— Task directions —
According to the abstract below, what is the major advantage of polycrystalline silicon?

[Selected excerpt — start]

Abstract
M.Sc.
Techniques for the fabrication of polycrystalline silicon solar cells have advanced in recent years
with efficiencies exceeding 17%. The major advantage of polycrystalline silicon is its low cost
relative to single-crystalline silicon. The disadvantage is the significantly smaller minoritycarrier
bulk diffusion length and inhomogeneous nature of the material. These two drawbacks
are due to the presence of grain boundaries as well as high concentrations of dislocations and
other physical and chemical defects. In this study the experimental conditions were determined
to fabricate solar cells on polycrystalline silicon substrates. The controlled diffusion of phosphorous
into silicon and subsequent evaluation of the doped layers (by spreading resistance profiling
and chemical staining) were important aspects of this study. From these results the diffusion
parameters (i.e. temperature and reaction times) could be optimized in order to improve the
solar cell output parameters. Additional material improvement (increase in surface- and bulk
minority carrier lifetimes) was demonstrated by the hydrogen passivation of electrically active
defects in polycrystalline silicon. However. measurements on hydrogenated silicon samples also
indicated that excess passivation can result in surface damage and subsequent reduction in the
minority carrier lifetimes. Preliminary solar cells were fabricated on polycrystalline silicon with
efficiencies ranging between 0.5 and 6% (total area = 16 cm2).

[Selected excerpt — finish]
[Dataset content — start]

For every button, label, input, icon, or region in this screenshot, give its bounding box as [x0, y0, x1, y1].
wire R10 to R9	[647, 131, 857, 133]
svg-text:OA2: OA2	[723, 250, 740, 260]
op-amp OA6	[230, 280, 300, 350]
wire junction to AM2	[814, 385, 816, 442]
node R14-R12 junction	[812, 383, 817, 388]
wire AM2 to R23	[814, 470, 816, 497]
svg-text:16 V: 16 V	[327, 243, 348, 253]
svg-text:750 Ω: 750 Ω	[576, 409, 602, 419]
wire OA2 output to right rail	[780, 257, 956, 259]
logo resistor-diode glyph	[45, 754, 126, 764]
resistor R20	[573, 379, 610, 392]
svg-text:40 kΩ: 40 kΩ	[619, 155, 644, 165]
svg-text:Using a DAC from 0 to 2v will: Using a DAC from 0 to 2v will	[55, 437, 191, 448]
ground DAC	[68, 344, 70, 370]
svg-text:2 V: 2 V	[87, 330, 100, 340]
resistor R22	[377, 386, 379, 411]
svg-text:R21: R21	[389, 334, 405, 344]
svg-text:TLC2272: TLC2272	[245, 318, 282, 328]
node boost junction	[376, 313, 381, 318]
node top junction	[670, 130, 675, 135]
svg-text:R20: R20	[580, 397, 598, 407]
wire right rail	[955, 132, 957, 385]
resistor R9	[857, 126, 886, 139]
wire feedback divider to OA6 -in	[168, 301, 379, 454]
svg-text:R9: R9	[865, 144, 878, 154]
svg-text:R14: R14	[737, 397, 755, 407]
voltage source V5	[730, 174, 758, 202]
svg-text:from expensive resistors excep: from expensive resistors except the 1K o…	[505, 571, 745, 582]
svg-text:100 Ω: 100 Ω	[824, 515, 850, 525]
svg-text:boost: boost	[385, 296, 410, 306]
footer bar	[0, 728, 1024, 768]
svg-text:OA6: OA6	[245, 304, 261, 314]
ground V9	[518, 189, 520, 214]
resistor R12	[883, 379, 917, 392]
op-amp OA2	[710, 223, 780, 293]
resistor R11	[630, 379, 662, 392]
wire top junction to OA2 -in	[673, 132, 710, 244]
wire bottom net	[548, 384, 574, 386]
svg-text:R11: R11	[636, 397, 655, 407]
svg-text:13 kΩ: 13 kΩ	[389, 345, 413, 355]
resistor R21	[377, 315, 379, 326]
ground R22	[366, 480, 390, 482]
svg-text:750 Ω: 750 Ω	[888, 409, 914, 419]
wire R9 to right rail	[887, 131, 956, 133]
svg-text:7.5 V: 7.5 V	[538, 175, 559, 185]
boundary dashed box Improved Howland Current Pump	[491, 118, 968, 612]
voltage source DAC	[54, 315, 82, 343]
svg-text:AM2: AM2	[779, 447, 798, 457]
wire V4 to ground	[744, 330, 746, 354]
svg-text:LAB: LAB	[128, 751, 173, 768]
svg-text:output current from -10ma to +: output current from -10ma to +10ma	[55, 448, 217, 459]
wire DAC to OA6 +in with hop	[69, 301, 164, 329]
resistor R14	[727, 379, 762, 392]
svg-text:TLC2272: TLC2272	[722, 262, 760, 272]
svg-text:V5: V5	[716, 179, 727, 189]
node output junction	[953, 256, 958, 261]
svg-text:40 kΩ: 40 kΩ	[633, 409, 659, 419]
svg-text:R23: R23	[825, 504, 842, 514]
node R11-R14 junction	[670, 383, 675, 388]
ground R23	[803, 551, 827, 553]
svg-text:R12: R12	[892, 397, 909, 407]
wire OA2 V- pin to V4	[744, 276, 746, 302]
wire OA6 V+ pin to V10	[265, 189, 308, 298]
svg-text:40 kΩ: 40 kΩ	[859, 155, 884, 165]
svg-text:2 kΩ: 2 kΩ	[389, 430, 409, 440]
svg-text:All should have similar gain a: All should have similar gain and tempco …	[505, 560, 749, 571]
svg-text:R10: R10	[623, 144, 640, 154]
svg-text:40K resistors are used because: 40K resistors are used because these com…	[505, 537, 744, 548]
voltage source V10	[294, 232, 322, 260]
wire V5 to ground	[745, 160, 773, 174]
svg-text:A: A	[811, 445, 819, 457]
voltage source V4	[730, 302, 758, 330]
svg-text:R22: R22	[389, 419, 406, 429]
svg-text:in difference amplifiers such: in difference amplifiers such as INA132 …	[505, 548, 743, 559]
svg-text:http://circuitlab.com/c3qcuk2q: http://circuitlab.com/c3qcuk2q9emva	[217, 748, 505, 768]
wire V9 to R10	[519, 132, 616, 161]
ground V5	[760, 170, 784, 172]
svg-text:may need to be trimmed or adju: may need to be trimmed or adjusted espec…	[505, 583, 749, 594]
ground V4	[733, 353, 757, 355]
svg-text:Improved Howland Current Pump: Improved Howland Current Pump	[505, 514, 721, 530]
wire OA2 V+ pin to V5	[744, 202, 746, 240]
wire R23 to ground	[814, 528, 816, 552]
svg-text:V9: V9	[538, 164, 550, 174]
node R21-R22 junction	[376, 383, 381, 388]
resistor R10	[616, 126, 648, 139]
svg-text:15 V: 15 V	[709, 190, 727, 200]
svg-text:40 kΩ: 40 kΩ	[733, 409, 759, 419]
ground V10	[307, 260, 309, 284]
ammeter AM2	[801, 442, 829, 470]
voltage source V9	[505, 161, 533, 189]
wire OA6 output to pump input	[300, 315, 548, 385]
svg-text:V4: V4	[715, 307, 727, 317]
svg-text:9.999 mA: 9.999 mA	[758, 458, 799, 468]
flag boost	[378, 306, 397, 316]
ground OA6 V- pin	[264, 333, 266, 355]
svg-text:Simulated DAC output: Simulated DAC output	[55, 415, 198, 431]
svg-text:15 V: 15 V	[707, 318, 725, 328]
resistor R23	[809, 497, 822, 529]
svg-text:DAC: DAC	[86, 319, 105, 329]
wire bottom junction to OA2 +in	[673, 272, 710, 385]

[Dataset content — finish]

— Solution to this task —
Its low cost relative to single-crystalline silicon.